● EXTRAIT DU TEXTE

Le mythe n’était point de dogme. Voilà ce qu’on oublie. Ses légendes fantastiques avaient probablement moins de dangers, pour des peuples poètes, que tels de nos romans modernes dont la licence ne s’arrête pas toujours où il faudrait. Que les inconscients créateurs de personnages mythiques se soient laissé entraîner par l’affabulation de leurs romans divins, jusqu’à symboliser mythiquement toutes manifestations d’humanité, une impérieuse logique devait les y contraindre. Ils ont conçu et fait en hommes de leur temps. Et les mêmes lois d’atavisme, qui leur ont permis de résister si longtemps aux interprétations d’expérience, les ont contraints, par force d’accoutumance, à se présenter à nous tels qu’ils furent aussitôt après la feuille de figuier.

● DONNÉES PRÉSENTÉES

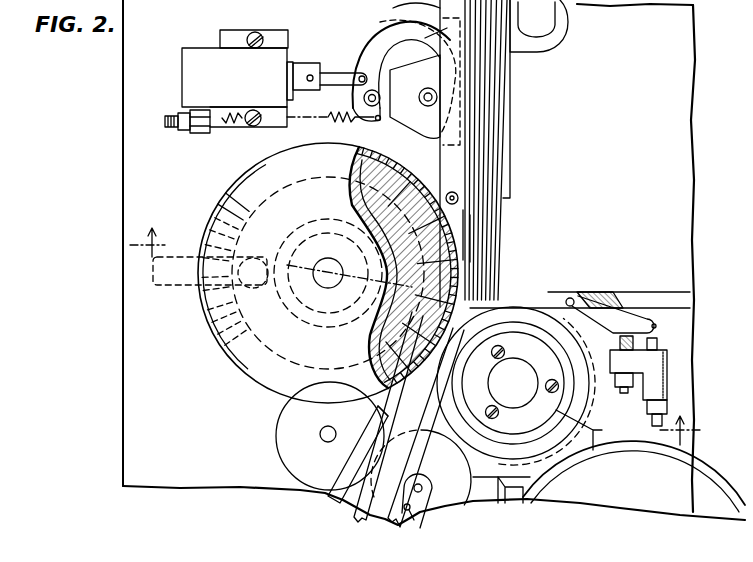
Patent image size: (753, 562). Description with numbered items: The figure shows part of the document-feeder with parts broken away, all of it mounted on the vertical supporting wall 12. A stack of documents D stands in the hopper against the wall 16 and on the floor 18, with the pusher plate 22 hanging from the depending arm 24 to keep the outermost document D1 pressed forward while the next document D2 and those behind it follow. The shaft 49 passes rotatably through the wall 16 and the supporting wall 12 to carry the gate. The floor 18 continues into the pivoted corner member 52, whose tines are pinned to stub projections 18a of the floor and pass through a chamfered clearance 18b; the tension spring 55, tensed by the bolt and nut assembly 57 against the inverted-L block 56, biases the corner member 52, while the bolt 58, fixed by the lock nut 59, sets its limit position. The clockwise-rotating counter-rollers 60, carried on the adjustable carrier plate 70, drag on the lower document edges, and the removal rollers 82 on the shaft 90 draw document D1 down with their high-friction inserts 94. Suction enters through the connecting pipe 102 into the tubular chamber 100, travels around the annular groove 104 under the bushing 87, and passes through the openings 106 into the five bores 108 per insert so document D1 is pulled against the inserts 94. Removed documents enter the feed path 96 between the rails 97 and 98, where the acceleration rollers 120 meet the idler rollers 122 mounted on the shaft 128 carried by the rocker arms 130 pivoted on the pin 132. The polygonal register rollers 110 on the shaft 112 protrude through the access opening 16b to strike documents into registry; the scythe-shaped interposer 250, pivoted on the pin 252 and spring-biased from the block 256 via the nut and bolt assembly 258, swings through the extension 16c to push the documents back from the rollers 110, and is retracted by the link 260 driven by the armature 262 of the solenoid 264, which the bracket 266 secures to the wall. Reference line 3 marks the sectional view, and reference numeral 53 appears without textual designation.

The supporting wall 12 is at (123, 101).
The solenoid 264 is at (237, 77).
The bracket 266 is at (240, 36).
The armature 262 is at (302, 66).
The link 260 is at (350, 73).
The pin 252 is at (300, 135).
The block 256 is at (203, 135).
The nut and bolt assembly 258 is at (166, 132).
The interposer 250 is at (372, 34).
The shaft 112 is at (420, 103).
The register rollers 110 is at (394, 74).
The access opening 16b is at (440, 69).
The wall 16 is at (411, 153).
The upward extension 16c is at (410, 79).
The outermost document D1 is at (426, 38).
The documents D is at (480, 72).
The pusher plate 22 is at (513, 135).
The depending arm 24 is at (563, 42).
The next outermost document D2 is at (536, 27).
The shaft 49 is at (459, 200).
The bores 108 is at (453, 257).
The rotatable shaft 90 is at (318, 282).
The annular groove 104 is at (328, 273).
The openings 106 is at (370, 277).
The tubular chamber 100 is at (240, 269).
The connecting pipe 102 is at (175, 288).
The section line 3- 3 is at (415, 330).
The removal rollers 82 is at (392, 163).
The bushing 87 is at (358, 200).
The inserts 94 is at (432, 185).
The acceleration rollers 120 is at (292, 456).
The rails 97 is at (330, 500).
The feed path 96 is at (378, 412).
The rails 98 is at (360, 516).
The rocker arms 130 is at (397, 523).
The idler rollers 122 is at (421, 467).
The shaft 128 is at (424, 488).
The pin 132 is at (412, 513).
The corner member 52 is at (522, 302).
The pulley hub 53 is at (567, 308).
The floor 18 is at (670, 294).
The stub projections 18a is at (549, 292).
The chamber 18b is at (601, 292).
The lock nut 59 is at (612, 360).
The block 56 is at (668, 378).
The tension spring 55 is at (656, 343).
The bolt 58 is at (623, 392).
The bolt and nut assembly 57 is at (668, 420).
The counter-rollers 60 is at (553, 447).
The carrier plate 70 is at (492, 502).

● CONSIGNES
Recopiez sans rien changer le passage du texte sur le mythe qui va de « Le mythe n’était » jusqu'à « feuille de figuier. ».

● RÉPONSE ATTENDUE
Le mythe n’était point de dogme. Voilà ce qu’on oublie. Ses légendes fantastiques avaient probablement moins de dangers, pour des peuples poètes, que tels de nos romans modernes dont la licence ne s’arrête pas toujours où il faudrait. Que les inconscients créateurs de personnages mythiques se soient laissé entraîner par l’affabulation de leurs romans divins, jusqu’à symboliser mythiquement toutes manifestations d’humanité, une impérieuse logique devait les y contraindre. Ils ont conçu et fait en hommes de leur temps. Et les mêmes lois d’atavisme, qui leur ont permis de résister si longtemps aux interprétations d’expérience, les ont contraints, par force d’accoutumance, à se présenter à nous tels qu’ils furent aussitôt après la feuille de figuier.